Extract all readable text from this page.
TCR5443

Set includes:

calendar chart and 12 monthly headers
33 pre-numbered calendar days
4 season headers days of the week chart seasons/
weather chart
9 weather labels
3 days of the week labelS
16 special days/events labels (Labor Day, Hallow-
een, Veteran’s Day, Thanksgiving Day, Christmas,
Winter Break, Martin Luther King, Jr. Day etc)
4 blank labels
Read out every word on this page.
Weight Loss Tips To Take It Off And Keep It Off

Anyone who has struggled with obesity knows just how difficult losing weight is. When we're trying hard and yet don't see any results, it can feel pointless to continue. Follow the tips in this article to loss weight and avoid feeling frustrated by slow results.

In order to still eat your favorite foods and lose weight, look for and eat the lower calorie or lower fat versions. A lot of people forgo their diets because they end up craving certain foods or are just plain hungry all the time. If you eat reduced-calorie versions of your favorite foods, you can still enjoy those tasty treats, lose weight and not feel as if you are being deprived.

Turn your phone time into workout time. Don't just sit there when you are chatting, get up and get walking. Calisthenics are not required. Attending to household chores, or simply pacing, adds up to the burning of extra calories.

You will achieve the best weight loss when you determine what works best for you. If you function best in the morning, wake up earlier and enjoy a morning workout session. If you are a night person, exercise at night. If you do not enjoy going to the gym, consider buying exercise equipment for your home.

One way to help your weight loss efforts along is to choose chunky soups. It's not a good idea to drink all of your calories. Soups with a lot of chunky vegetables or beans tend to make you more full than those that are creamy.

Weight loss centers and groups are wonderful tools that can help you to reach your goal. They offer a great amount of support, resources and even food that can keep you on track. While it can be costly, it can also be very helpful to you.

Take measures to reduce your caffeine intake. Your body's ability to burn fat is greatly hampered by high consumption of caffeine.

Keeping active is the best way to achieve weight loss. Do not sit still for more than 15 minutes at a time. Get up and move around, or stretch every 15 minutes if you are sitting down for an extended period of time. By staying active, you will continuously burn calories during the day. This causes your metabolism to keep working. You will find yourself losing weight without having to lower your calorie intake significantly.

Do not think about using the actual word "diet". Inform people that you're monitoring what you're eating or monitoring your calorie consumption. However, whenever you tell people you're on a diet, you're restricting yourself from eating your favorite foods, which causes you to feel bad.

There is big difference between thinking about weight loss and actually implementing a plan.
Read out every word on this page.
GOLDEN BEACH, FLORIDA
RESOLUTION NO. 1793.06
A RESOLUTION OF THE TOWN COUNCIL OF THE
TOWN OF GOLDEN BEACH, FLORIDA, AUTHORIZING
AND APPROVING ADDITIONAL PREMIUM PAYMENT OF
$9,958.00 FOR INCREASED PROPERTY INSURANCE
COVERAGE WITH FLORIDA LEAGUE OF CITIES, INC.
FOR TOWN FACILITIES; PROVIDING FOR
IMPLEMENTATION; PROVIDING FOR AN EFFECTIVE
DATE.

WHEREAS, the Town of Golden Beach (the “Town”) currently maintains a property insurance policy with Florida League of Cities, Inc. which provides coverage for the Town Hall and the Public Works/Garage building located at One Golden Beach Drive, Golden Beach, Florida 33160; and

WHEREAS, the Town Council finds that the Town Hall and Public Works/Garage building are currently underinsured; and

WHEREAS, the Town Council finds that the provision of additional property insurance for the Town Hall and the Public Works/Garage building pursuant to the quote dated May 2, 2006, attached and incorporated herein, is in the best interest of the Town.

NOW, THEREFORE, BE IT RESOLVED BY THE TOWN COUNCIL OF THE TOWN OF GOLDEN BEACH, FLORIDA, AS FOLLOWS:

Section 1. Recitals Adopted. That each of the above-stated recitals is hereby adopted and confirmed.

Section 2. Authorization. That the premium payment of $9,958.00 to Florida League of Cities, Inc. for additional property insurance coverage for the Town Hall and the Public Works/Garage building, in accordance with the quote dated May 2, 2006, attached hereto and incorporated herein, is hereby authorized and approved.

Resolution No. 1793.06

_TASK PROMPT_: Copy every line of the entries above in which "workout" occurs.

_WRITTEN ANSWER_:
Turn your phone time into workout time. Don't just sit there when you are chatting, get up and get walking. Calisthenics are not required. Attending to household chores, or simply pacing, adds up to the burning of extra calories.
You will achieve the best weight loss when you determine what works best for you. If you function best in the morning, wake up earlier and enjoy a morning workout session. If you are a night person, exercise at night. If you do not enjoy going to the gym, consider buying exercise equipment for your home.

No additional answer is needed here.